Provided records:
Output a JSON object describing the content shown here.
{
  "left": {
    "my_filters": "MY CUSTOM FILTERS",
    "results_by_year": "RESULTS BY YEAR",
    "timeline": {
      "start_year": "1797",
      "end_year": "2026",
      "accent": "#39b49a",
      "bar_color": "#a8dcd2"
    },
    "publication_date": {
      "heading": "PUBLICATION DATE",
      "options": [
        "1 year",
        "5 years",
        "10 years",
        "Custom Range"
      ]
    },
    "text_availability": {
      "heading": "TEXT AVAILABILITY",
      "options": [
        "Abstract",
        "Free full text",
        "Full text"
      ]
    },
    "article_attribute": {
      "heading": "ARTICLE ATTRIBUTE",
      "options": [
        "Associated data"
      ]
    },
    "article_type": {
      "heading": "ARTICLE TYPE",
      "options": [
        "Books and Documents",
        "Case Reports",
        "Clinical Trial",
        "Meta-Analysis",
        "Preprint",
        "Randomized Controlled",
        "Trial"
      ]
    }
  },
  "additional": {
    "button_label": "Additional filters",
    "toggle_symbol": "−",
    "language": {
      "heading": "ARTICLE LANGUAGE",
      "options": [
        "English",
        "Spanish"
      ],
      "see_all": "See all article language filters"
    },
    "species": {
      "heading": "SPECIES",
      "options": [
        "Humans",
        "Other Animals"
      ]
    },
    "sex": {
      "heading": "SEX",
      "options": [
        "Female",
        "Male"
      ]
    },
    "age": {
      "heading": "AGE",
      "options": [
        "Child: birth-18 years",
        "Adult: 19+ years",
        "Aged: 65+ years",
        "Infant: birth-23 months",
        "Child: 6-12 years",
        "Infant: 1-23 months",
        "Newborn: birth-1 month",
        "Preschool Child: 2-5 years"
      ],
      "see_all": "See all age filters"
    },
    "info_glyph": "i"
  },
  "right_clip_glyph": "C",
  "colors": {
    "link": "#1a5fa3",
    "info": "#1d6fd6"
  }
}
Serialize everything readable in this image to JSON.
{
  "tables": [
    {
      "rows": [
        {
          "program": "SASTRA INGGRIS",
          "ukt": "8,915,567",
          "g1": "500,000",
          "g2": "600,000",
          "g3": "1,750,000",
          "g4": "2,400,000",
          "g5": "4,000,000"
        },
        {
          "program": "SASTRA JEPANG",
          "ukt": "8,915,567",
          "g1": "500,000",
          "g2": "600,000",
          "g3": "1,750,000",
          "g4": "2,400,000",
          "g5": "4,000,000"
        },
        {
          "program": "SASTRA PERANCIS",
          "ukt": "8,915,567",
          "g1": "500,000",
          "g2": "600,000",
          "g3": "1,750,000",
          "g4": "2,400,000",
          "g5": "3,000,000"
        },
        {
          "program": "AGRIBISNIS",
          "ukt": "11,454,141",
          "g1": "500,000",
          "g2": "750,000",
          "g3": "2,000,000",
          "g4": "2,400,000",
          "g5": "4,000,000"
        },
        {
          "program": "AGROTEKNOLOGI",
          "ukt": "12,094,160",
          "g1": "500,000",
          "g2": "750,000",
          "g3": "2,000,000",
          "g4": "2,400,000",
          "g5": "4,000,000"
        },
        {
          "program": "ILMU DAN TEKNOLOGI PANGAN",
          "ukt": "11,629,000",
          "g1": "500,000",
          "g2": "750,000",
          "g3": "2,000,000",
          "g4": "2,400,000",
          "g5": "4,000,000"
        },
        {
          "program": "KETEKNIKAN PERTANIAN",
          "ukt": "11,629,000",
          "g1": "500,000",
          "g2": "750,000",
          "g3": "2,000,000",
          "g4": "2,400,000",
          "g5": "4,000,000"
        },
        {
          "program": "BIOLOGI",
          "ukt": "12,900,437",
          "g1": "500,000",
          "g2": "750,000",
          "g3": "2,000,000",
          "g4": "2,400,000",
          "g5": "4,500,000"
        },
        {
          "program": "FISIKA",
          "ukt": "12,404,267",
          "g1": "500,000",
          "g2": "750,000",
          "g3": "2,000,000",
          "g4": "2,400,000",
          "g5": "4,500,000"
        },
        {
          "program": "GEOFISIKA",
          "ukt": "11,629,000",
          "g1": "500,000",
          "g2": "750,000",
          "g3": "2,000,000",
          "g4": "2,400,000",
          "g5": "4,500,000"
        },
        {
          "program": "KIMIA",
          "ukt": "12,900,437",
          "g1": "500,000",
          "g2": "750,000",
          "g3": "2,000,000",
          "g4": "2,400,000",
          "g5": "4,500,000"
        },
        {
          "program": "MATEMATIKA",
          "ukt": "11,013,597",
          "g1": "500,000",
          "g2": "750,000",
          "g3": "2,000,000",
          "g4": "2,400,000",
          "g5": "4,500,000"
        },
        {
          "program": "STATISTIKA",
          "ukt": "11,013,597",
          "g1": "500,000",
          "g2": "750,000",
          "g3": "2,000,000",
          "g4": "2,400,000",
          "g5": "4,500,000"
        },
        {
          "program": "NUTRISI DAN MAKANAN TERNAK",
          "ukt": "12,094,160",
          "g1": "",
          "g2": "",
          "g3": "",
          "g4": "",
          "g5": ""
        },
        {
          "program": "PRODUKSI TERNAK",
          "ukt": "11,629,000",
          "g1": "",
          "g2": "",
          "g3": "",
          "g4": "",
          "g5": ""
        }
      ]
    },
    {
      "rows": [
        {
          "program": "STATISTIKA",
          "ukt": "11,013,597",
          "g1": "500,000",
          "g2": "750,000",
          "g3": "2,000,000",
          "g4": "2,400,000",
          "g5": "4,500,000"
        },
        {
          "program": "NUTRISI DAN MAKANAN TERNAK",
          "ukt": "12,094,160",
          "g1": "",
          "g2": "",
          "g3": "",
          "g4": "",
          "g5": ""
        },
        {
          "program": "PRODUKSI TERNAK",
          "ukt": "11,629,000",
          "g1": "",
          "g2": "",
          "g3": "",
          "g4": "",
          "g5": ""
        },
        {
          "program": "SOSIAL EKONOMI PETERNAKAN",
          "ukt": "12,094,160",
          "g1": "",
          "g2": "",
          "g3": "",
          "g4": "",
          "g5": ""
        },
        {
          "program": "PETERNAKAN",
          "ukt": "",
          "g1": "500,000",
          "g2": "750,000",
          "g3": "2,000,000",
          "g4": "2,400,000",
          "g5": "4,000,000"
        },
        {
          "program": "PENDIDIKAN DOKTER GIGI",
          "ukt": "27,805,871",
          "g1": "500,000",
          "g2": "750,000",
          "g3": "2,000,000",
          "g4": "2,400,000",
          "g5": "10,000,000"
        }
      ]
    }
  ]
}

Short task: Reproduce all the records precisely.

Solution to this problem:
Output a JSON object describing the content shown here.
{
  "left": {
    "my_filters": "MY CUSTOM FILTERS",
    "results_by_year": "RESULTS BY YEAR",
    "timeline": {
      "start_year": "1797",
      "end_year": "2026",
      "accent": "#39b49a",
      "bar_color": "#a8dcd2"
    },
    "publication_date": {
      "heading": "PUBLICATION DATE",
      "options": [
        "1 year",
        "5 years",
        "10 years",
        "Custom Range"
      ]
    },
    "text_availability": {
      "heading": "TEXT AVAILABILITY",
      "options": [
        "Abstract",
        "Free full text",
        "Full text"
      ]
    },
    "article_attribute": {
      "heading": "ARTICLE ATTRIBUTE",
      "options": [
        "Associated data"
      ]
    },
    "article_type": {
      "heading": "ARTICLE TYPE",
      "options": [
        "Books and Documents",
        "Case Reports",
        "Clinical Trial",
        "Meta-Analysis",
        "Preprint",
        "Randomized Controlled",
        "Trial"
      ]
    }
  },
  "additional": {
    "button_label": "Additional filters",
    "toggle_symbol": "−",
    "language": {
      "heading": "ARTICLE LANGUAGE",
      "options": [
        "English",
        "Spanish"
      ],
      "see_all": "See all article language filters"
    },
    "species": {
      "heading": "SPECIES",
      "options": [
        "Humans",
        "Other Animals"
      ]
    },
    "sex": {
      "heading": "SEX",
      "options": [
        "Female",
        "Male"
      ]
    },
    "age": {
      "heading": "AGE",
      "options": [
        "Child: birth-18 years",
        "Adult: 19+ years",
        "Aged: 65+ years",
        "Infant: birth-23 months",
        "Child: 6-12 years",
        "Infant: 1-23 months",
        "Newborn: birth-1 month",
        "Preschool Child: 2-5 years"
      ],
      "see_all": "See all age filters"
    },
    "info_glyph": "i"
  },
  "right_clip_glyph": "C",
  "colors": {
    "link": "#1a5fa3",
    "info": "#1d6fd6"
  }
}
Serialize everything readable in this image to JSON.
{
  "tables": [
    {
      "rows": [
        {
          "program": "SASTRA INGGRIS",
          "ukt": "8,915,567",
          "g1": "500,000",
          "g2": "600,000",
          "g3": "1,750,000",
          "g4": "2,400,000",
          "g5": "4,000,000"
        },
        {
          "program": "SASTRA JEPANG",
          "ukt": "8,915,567",
          "g1": "500,000",
          "g2": "600,000",
          "g3": "1,750,000",
          "g4": "2,400,000",
          "g5": "4,000,000"
        },
        {
          "program": "SASTRA PERANCIS",
          "ukt": "8,915,567",
          "g1": "500,000",
          "g2": "600,000",
          "g3": "1,750,000",
          "g4": "2,400,000",
          "g5": "3,000,000"
        },
        {
          "program": "AGRIBISNIS",
          "ukt": "11,454,141",
          "g1": "500,000",
          "g2": "750,000",
          "g3": "2,000,000",
          "g4": "2,400,000",
          "g5": "4,000,000"
        },
        {
          "program": "AGROTEKNOLOGI",
          "ukt": "12,094,160",
          "g1": "500,000",
          "g2": "750,000",
          "g3": "2,000,000",
          "g4": "2,400,000",
          "g5": "4,000,000"
        },
        {
          "program": "ILMU DAN TEKNOLOGI PANGAN",
          "ukt": "11,629,000",
          "g1": "500,000",
          "g2": "750,000",
          "g3": "2,000,000",
          "g4": "2,400,000",
          "g5": "4,000,000"
        },
        {
          "program": "KETEKNIKAN PERTANIAN",
          "ukt": "11,629,000",
          "g1": "500,000",
          "g2": "750,000",
          "g3": "2,000,000",
          "g4": "2,400,000",
          "g5": "4,000,000"
        },
        {
          "program": "BIOLOGI",
          "ukt": "12,900,437",
          "g1": "500,000",
          "g2": "750,000",
          "g3": "2,000,000",
          "g4": "2,400,000",
          "g5": "4,500,000"
        },
        {
          "program": "FISIKA",
          "ukt": "12,404,267",
          "g1": "500,000",
          "g2": "750,000",
          "g3": "2,000,000",
          "g4": "2,400,000",
          "g5": "4,500,000"
        },
        {
          "program": "GEOFISIKA",
          "ukt": "11,629,000",
          "g1": "500,000",
          "g2": "750,000",
          "g3": "2,000,000",
          "g4": "2,400,000",
          "g5": "4,500,000"
        },
        {
          "program": "KIMIA",
          "ukt": "12,900,437",
          "g1": "500,000",
          "g2": "750,000",
          "g3": "2,000,000",
          "g4": "2,400,000",
          "g5": "4,500,000"
        },
        {
          "program": "MATEMATIKA",
          "ukt": "11,013,597",
          "g1": "500,000",
          "g2": "750,000",
          "g3": "2,000,000",
          "g4": "2,400,000",
          "g5": "4,500,000"
        },
        {
          "program": "STATISTIKA",
          "ukt": "11,013,597",
          "g1": "500,000",
          "g2": "750,000",
          "g3": "2,000,000",
          "g4": "2,400,000",
          "g5": "4,500,000"
        },
        {
          "program": "NUTRISI DAN MAKANAN TERNAK",
          "ukt": "12,094,160",
          "g1": "",
          "g2": "",
          "g3": "",
          "g4": "",
          "g5": ""
        },
        {
          "program": "PRODUKSI TERNAK",
          "ukt": "11,629,000",
          "g1": "",
          "g2": "",
          "g3": "",
          "g4": "",
          "g5": ""
        }
      ]
    },
    {
      "rows": [
        {
          "program": "STATISTIKA",
          "ukt": "11,013,597",
          "g1": "500,000",
          "g2": "750,000",
          "g3": "2,000,000",
          "g4": "2,400,000",
          "g5": "4,500,000"
        },
        {
          "program": "NUTRISI DAN MAKANAN TERNAK",
          "ukt": "12,094,160",
          "g1": "",
          "g2": "",
          "g3": "",
          "g4": "",
          "g5": ""
        },
        {
          "program": "PRODUKSI TERNAK",
          "ukt": "11,629,000",
          "g1": "",
          "g2": "",
          "g3": "",
          "g4": "",
          "g5": ""
        },
        {
          "program": "SOSIAL EKONOMI PETERNAKAN",
          "ukt": "12,094,160",
          "g1": "",
          "g2": "",
          "g3": "",
          "g4": "",
          "g5": ""
        },
        {
          "program": "PETERNAKAN",
          "ukt": "",
          "g1": "500,000",
          "g2": "750,000",
          "g3": "2,000,000",
          "g4": "2,400,000",
          "g5": "4,000,000"
        },
        {
          "program": "PENDIDIKAN DOKTER GIGI",
          "ukt": "27,805,871",
          "g1": "500,000",
          "g2": "750,000",
          "g3": "2,000,000",
          "g4": "2,400,000",
          "g5": "10,000,000"
        }
      ]
    }
  ]
}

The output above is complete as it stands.